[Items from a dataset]
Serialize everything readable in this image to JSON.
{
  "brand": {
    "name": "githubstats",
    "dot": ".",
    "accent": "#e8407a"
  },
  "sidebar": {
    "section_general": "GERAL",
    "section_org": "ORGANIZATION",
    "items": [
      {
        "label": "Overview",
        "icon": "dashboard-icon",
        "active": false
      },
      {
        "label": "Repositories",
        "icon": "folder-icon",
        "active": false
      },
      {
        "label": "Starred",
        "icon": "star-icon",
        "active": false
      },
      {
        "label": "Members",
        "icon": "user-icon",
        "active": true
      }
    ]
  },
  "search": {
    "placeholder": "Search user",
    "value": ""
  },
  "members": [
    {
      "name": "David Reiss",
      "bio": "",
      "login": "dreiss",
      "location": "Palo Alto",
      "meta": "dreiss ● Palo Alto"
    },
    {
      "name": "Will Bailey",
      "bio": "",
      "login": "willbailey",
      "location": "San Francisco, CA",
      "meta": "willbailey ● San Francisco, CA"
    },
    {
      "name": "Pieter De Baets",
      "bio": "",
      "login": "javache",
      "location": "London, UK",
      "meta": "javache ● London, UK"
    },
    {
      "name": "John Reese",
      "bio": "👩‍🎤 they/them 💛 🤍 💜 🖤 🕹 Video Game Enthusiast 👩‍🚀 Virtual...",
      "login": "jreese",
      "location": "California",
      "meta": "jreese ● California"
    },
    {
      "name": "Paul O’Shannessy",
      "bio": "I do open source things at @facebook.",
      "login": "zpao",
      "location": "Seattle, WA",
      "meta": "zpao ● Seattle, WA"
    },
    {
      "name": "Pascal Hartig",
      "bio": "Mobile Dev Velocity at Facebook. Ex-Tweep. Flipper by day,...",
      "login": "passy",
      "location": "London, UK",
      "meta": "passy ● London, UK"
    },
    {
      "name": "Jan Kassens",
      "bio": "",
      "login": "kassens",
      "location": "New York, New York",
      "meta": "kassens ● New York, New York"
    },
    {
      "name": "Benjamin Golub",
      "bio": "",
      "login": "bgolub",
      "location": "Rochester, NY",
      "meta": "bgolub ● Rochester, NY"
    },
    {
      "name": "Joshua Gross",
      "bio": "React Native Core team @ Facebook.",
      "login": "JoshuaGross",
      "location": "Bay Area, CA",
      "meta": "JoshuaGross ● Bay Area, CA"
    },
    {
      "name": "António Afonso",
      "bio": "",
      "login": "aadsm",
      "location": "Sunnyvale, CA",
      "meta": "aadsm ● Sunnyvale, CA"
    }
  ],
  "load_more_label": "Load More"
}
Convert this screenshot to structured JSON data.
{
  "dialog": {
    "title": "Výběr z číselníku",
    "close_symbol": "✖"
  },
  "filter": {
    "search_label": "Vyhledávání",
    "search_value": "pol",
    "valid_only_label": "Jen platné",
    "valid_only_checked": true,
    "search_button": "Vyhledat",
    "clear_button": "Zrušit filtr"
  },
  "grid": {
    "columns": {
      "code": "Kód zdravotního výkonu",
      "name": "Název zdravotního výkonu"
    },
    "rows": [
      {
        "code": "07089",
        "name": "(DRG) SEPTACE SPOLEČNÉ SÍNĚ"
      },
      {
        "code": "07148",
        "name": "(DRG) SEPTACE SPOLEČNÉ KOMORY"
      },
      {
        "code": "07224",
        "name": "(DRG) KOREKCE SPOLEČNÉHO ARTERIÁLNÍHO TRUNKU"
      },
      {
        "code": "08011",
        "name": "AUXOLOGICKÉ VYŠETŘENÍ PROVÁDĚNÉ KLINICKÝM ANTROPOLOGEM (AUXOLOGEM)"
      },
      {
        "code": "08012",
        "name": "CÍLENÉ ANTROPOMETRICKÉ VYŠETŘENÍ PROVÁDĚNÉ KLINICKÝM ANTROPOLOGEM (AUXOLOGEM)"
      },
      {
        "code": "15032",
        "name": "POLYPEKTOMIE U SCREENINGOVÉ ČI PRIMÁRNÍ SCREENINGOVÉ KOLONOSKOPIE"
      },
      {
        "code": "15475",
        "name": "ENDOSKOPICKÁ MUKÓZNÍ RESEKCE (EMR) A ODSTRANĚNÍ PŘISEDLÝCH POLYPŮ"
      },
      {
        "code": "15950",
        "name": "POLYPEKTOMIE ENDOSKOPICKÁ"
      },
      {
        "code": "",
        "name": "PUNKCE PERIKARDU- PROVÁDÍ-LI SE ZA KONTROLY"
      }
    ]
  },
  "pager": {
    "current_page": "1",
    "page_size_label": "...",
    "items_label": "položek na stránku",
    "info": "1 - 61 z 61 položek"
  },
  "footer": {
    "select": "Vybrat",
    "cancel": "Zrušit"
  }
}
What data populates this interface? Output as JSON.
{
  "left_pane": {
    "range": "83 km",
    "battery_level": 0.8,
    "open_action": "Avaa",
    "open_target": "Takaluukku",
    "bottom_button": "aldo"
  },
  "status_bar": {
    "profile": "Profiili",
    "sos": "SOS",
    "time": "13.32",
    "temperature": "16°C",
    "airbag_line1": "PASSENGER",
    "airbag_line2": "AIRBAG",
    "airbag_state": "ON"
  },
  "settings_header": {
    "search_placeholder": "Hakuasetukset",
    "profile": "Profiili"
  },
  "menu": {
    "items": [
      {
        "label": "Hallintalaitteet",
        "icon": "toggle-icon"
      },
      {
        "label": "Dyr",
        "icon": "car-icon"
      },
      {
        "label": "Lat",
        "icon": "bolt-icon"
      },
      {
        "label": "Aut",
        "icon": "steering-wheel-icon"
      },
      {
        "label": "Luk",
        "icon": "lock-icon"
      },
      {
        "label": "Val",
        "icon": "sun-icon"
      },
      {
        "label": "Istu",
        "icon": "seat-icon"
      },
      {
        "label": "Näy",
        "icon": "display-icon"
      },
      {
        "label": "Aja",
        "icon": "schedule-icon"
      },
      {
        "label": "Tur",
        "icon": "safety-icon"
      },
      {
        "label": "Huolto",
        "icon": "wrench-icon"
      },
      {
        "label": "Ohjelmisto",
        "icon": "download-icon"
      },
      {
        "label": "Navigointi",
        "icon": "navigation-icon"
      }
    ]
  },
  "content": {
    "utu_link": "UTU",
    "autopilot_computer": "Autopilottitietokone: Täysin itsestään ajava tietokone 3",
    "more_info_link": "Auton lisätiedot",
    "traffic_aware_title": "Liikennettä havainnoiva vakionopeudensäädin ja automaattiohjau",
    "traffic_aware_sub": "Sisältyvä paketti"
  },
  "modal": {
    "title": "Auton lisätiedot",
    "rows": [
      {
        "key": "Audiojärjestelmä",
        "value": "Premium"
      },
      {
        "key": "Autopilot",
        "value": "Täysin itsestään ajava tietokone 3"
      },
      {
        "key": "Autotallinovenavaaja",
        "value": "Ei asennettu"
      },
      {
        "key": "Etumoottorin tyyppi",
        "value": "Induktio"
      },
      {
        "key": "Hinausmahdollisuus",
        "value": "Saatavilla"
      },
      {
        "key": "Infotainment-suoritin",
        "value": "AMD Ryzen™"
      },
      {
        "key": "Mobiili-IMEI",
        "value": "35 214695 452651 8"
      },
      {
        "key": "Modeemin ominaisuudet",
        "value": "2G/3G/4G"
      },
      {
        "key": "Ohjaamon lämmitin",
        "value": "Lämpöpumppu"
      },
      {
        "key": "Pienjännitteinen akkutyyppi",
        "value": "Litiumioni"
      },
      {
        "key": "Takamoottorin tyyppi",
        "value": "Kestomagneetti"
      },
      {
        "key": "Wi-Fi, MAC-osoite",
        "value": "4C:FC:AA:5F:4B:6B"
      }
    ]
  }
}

What is asked -
Using the data above, print every record exactly as shown.

Reply to the task -
Serialize everything readable in this image to JSON.
{
  "brand": {
    "name": "githubstats",
    "dot": ".",
    "accent": "#e8407a"
  },
  "sidebar": {
    "section_general": "GERAL",
    "section_org": "ORGANIZATION",
    "items": [
      {
        "label": "Overview",
        "icon": "dashboard-icon",
        "active": false
      },
      {
        "label": "Repositories",
        "icon": "folder-icon",
        "active": false
      },
      {
        "label": "Starred",
        "icon": "star-icon",
        "active": false
      },
      {
        "label": "Members",
        "icon": "user-icon",
        "active": true
      }
    ]
  },
  "search": {
    "placeholder": "Search user",
    "value": ""
  },
  "members": [
    {
      "name": "David Reiss",
      "bio": "",
      "login": "dreiss",
      "location": "Palo Alto",
      "meta": "dreiss ● Palo Alto"
    },
    {
      "name": "Will Bailey",
      "bio": "",
      "login": "willbailey",
      "location": "San Francisco, CA",
      "meta": "willbailey ● San Francisco, CA"
    },
    {
      "name": "Pieter De Baets",
      "bio": "",
      "login": "javache",
      "location": "London, UK",
      "meta": "javache ● London, UK"
    },
    {
      "name": "John Reese",
      "bio": "👩‍🎤 they/them 💛 🤍 💜 🖤 🕹 Video Game Enthusiast 👩‍🚀 Virtual...",
      "login": "jreese",
      "location": "California",
      "meta": "jreese ● California"
    },
    {
      "name": "Paul O’Shannessy",
      "bio": "I do open source things at @facebook.",
      "login": "zpao",
      "location": "Seattle, WA",
      "meta": "zpao ● Seattle, WA"
    },
    {
      "name": "Pascal Hartig",
      "bio": "Mobile Dev Velocity at Facebook. Ex-Tweep. Flipper by day,...",
      "login": "passy",
      "location": "London, UK",
      "meta": "passy ● London, UK"
    },
    {
      "name": "Jan Kassens",
      "bio": "",
      "login": "kassens",
      "location": "New York, New York",
      "meta": "kassens ● New York, New York"
    },
    {
      "name": "Benjamin Golub",
      "bio": "",
      "login": "bgolub",
      "location": "Rochester, NY",
      "meta": "bgolub ● Rochester, NY"
    },
    {
      "name": "Joshua Gross",
      "bio": "React Native Core team @ Facebook.",
      "login": "JoshuaGross",
      "location": "Bay Area, CA",
      "meta": "JoshuaGross ● Bay Area, CA"
    },
    {
      "name": "António Afonso",
      "bio": "",
      "login": "aadsm",
      "location": "Sunnyvale, CA",
      "meta": "aadsm ● Sunnyvale, CA"
    }
  ],
  "load_more_label": "Load More"
}
Convert this screenshot to structured JSON data.
{
  "dialog": {
    "title": "Výběr z číselníku",
    "close_symbol": "✖"
  },
  "filter": {
    "search_label": "Vyhledávání",
    "search_value": "pol",
    "valid_only_label": "Jen platné",
    "valid_only_checked": true,
    "search_button": "Vyhledat",
    "clear_button": "Zrušit filtr"
  },
  "grid": {
    "columns": {
      "code": "Kód zdravotního výkonu",
      "name": "Název zdravotního výkonu"
    },
    "rows": [
      {
        "code": "07089",
        "name": "(DRG) SEPTACE SPOLEČNÉ SÍNĚ"
      },
      {
        "code": "07148",
        "name": "(DRG) SEPTACE SPOLEČNÉ KOMORY"
      },
      {
        "code": "07224",
        "name": "(DRG) KOREKCE SPOLEČNÉHO ARTERIÁLNÍHO TRUNKU"
      },
      {
        "code": "08011",
        "name": "AUXOLOGICKÉ VYŠETŘENÍ PROVÁDĚNÉ KLINICKÝM ANTROPOLOGEM (AUXOLOGEM)"
      },
      {
        "code": "08012",
        "name": "CÍLENÉ ANTROPOMETRICKÉ VYŠETŘENÍ PROVÁDĚNÉ KLINICKÝM ANTROPOLOGEM (AUXOLOGEM)"
      },
      {
        "code": "15032",
        "name": "POLYPEKTOMIE U SCREENINGOVÉ ČI PRIMÁRNÍ SCREENINGOVÉ KOLONOSKOPIE"
      },
      {
        "code": "15475",
        "name": "ENDOSKOPICKÁ MUKÓZNÍ RESEKCE (EMR) A ODSTRANĚNÍ PŘISEDLÝCH POLYPŮ"
      },
      {
        "code": "15950",
        "name": "POLYPEKTOMIE ENDOSKOPICKÁ"
      },
      {
        "code": "",
        "name": "PUNKCE PERIKARDU- PROVÁDÍ-LI SE ZA KONTROLY"
      }
    ]
  },
  "pager": {
    "current_page": "1",
    "page_size_label": "...",
    "items_label": "položek na stránku",
    "info": "1 - 61 z 61 položek"
  },
  "footer": {
    "select": "Vybrat",
    "cancel": "Zrušit"
  }
}
What data populates this interface? Output as JSON.
{
  "left_pane": {
    "range": "83 km",
    "battery_level": 0.8,
    "open_action": "Avaa",
    "open_target": "Takaluukku",
    "bottom_button": "aldo"
  },
  "status_bar": {
    "profile": "Profiili",
    "sos": "SOS",
    "time": "13.32",
    "temperature": "16°C",
    "airbag_line1": "PASSENGER",
    "airbag_line2": "AIRBAG",
    "airbag_state": "ON"
  },
  "settings_header": {
    "search_placeholder": "Hakuasetukset",
    "profile": "Profiili"
  },
  "menu": {
    "items": [
      {
        "label": "Hallintalaitteet",
        "icon": "toggle-icon"
      },
      {
        "label": "Dyr",
        "icon": "car-icon"
      },
      {
        "label": "Lat",
        "icon": "bolt-icon"
      },
      {
        "label": "Aut",
        "icon": "steering-wheel-icon"
      },
      {
        "label": "Luk",
        "icon": "lock-icon"
      },
      {
        "label": "Val",
        "icon": "sun-icon"
      },
      {
        "label": "Istu",
        "icon": "seat-icon"
      },
      {
        "label": "Näy",
        "icon": "display-icon"
      },
      {
        "label": "Aja",
        "icon": "schedule-icon"
      },
      {
        "label": "Tur",
        "icon": "safety-icon"
      },
      {
        "label": "Huolto",
        "icon": "wrench-icon"
      },
      {
        "label": "Ohjelmisto",
        "icon": "download-icon"
      },
      {
        "label": "Navigointi",
        "icon": "navigation-icon"
      }
    ]
  },
  "content": {
    "utu_link": "UTU",
    "autopilot_computer": "Autopilottitietokone: Täysin itsestään ajava tietokone 3",
    "more_info_link": "Auton lisätiedot",
    "traffic_aware_title": "Liikennettä havainnoiva vakionopeudensäädin ja automaattiohjau",
    "traffic_aware_sub": "Sisältyvä paketti"
  },
  "modal": {
    "title": "Auton lisätiedot",
    "rows": [
      {
        "key": "Audiojärjestelmä",
        "value": "Premium"
      },
      {
        "key": "Autopilot",
        "value": "Täysin itsestään ajava tietokone 3"
      },
      {
        "key": "Autotallinovenavaaja",
        "value": "Ei asennettu"
      },
      {
        "key": "Etumoottorin tyyppi",
        "value": "Induktio"
      },
      {
        "key": "Hinausmahdollisuus",
        "value": "Saatavilla"
      },
      {
        "key": "Infotainment-suoritin",
        "value": "AMD Ryzen™"
      },
      {
        "key": "Mobiili-IMEI",
        "value": "35 214695 452651 8"
      },
      {
        "key": "Modeemin ominaisuudet",
        "value": "2G/3G/4G"
      },
      {
        "key": "Ohjaamon lämmitin",
        "value": "Lämpöpumppu"
      },
      {
        "key": "Pienjännitteinen akkutyyppi",
        "value": "Litiumioni"
      },
      {
        "key": "Takamoottorin tyyppi",
        "value": "Kestomagneetti"
      },
      {
        "key": "Wi-Fi, MAC-osoite",
        "value": "4C:FC:AA:5F:4B:6B"
      }
    ]
  }
}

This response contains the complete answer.